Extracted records

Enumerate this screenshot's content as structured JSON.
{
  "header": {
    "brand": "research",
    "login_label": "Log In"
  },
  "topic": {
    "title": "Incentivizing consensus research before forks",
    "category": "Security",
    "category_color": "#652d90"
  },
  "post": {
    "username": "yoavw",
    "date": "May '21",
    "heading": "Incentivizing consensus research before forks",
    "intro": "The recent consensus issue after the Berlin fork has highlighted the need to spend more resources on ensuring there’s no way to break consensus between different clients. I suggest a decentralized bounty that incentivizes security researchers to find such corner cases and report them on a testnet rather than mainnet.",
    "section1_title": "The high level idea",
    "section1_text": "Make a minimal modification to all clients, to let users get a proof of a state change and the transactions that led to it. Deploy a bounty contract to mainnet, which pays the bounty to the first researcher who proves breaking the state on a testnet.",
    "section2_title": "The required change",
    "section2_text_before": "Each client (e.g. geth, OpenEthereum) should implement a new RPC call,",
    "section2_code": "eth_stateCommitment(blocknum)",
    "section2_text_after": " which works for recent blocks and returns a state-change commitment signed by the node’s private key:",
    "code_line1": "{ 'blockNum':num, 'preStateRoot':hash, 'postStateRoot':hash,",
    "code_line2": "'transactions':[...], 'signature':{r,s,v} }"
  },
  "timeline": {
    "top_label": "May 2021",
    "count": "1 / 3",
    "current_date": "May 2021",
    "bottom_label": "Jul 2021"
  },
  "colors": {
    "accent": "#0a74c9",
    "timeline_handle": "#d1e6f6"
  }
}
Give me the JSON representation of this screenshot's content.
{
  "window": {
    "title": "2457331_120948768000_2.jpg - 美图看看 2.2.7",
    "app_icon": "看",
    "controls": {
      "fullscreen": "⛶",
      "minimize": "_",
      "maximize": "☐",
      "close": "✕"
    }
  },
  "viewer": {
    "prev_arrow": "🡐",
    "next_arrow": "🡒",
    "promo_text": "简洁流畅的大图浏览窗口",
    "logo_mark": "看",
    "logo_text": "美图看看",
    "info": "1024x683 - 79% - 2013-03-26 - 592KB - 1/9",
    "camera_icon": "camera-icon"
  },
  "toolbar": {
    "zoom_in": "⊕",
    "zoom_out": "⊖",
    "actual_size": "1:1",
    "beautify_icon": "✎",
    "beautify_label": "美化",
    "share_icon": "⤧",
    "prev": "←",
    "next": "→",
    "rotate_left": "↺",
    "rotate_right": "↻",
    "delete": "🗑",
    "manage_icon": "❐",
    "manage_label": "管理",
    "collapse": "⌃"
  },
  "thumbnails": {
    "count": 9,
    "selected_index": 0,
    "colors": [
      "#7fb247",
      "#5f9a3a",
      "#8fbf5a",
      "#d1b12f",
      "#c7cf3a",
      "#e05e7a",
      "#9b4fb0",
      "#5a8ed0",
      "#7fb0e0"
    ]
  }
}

■ THE PROBLEM
Repeat the data precisely, reproducing every entry.

■ SOLUTION TO THIS EXERCISE
Enumerate this screenshot's content as structured JSON.
{
  "header": {
    "brand": "research",
    "login_label": "Log In"
  },
  "topic": {
    "title": "Incentivizing consensus research before forks",
    "category": "Security",
    "category_color": "#652d90"
  },
  "post": {
    "username": "yoavw",
    "date": "May '21",
    "heading": "Incentivizing consensus research before forks",
    "intro": "The recent consensus issue after the Berlin fork has highlighted the need to spend more resources on ensuring there’s no way to break consensus between different clients. I suggest a decentralized bounty that incentivizes security researchers to find such corner cases and report them on a testnet rather than mainnet.",
    "section1_title": "The high level idea",
    "section1_text": "Make a minimal modification to all clients, to let users get a proof of a state change and the transactions that led to it. Deploy a bounty contract to mainnet, which pays the bounty to the first researcher who proves breaking the state on a testnet.",
    "section2_title": "The required change",
    "section2_text_before": "Each client (e.g. geth, OpenEthereum) should implement a new RPC call,",
    "section2_code": "eth_stateCommitment(blocknum)",
    "section2_text_after": " which works for recent blocks and returns a state-change commitment signed by the node’s private key:",
    "code_line1": "{ 'blockNum':num, 'preStateRoot':hash, 'postStateRoot':hash,",
    "code_line2": "'transactions':[...], 'signature':{r,s,v} }"
  },
  "timeline": {
    "top_label": "May 2021",
    "count": "1 / 3",
    "current_date": "May 2021",
    "bottom_label": "Jul 2021"
  },
  "colors": {
    "accent": "#0a74c9",
    "timeline_handle": "#d1e6f6"
  }
}
Give me the JSON representation of this screenshot's content.
{
  "window": {
    "title": "2457331_120948768000_2.jpg - 美图看看 2.2.7",
    "app_icon": "看",
    "controls": {
      "fullscreen": "⛶",
      "minimize": "_",
      "maximize": "☐",
      "close": "✕"
    }
  },
  "viewer": {
    "prev_arrow": "🡐",
    "next_arrow": "🡒",
    "promo_text": "简洁流畅的大图浏览窗口",
    "logo_mark": "看",
    "logo_text": "美图看看",
    "info": "1024x683 - 79% - 2013-03-26 - 592KB - 1/9",
    "camera_icon": "camera-icon"
  },
  "toolbar": {
    "zoom_in": "⊕",
    "zoom_out": "⊖",
    "actual_size": "1:1",
    "beautify_icon": "✎",
    "beautify_label": "美化",
    "share_icon": "⤧",
    "prev": "←",
    "next": "→",
    "rotate_left": "↺",
    "rotate_right": "↻",
    "delete": "🗑",
    "manage_icon": "❐",
    "manage_label": "管理",
    "collapse": "⌃"
  },
  "thumbnails": {
    "count": 9,
    "selected_index": 0,
    "colors": [
      "#7fb247",
      "#5f9a3a",
      "#8fbf5a",
      "#d1b12f",
      "#c7cf3a",
      "#e05e7a",
      "#9b4fb0",
      "#5a8ed0",
      "#7fb0e0"
    ]
  }
}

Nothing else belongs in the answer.